BEGIN Excerpted data

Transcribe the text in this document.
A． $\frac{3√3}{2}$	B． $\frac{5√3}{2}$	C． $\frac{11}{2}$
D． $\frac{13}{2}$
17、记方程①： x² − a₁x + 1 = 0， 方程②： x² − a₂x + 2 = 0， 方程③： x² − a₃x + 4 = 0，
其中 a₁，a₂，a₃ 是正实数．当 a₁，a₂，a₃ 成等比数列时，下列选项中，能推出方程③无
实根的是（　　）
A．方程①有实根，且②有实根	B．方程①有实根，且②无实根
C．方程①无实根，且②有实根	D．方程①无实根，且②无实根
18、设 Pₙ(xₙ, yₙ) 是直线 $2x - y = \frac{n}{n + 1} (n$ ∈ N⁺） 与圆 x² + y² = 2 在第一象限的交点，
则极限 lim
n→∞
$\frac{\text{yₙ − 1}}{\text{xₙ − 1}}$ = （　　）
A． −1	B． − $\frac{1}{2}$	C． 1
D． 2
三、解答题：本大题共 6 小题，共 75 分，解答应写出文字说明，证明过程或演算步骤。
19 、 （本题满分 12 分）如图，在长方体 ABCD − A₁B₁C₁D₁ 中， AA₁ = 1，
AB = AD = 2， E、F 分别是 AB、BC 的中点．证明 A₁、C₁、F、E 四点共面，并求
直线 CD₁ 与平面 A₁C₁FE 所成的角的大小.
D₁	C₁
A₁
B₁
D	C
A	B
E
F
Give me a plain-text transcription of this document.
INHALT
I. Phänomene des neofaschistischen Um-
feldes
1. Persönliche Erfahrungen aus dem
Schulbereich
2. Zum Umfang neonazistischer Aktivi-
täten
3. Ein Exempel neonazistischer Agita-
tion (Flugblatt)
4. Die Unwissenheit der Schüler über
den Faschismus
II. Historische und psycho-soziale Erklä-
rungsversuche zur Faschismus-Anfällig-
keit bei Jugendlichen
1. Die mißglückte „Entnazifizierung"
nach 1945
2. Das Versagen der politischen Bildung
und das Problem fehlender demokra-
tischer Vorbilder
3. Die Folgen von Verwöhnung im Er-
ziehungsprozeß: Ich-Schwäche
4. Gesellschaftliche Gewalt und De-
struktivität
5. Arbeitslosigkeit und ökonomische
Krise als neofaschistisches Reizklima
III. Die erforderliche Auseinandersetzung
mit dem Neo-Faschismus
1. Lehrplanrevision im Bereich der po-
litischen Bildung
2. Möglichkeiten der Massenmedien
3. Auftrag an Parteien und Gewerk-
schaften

END Excerpted data
BEGIN Excerpted data

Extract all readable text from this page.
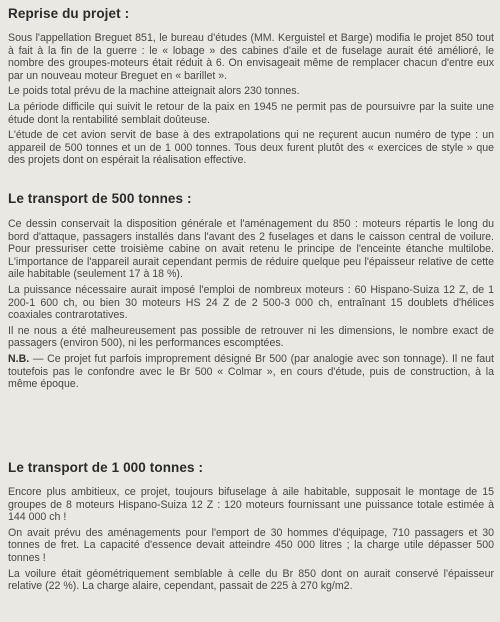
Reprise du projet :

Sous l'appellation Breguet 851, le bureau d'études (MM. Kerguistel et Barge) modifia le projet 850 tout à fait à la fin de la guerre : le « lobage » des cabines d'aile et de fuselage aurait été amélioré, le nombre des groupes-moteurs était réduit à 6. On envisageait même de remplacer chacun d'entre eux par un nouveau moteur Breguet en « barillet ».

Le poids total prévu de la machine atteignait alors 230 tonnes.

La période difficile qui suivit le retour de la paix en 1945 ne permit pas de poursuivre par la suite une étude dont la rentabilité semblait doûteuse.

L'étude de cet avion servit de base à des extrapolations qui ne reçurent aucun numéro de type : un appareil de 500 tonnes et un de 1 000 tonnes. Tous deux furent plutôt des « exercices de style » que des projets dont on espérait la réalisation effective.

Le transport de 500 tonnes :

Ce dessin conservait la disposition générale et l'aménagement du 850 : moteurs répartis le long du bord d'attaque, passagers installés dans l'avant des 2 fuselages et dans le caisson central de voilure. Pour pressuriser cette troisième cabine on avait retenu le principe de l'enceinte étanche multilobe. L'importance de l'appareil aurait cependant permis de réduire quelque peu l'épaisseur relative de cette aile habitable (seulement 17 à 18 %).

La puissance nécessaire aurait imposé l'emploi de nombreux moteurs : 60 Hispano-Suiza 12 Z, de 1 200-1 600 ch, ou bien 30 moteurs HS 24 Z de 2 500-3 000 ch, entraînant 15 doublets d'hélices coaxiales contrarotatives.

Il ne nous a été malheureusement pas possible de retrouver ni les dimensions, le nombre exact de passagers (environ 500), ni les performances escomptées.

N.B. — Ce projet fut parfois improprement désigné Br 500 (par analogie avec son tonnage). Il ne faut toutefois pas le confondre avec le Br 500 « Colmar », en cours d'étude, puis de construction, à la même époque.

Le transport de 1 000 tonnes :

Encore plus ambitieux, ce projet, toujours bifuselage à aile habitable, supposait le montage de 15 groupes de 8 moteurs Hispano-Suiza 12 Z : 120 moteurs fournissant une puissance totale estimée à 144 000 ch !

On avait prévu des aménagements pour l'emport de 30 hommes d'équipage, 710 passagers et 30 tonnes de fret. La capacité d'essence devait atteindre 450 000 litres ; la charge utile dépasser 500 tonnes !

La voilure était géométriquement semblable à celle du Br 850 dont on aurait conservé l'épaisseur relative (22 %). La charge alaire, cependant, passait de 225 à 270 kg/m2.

END Excerpted data

_Goal_
Show every line from the entries above in which "frac" appears.

_Exercise solution_
A． $\frac{3√3}{2}$	B． $\frac{5√3}{2}$	C． $\frac{11}{2}$
D． $\frac{13}{2}$
18、设 Pₙ(xₙ, yₙ) 是直线 $2x - y = \frac{n}{n + 1} (n$ ∈ N⁺） 与圆 x² + y² = 2 在第一象限的交点，
$\frac{\text{yₙ − 1}}{\text{xₙ − 1}}$ = （　　）
A． −1	B． − $\frac{1}{2}$	C． 1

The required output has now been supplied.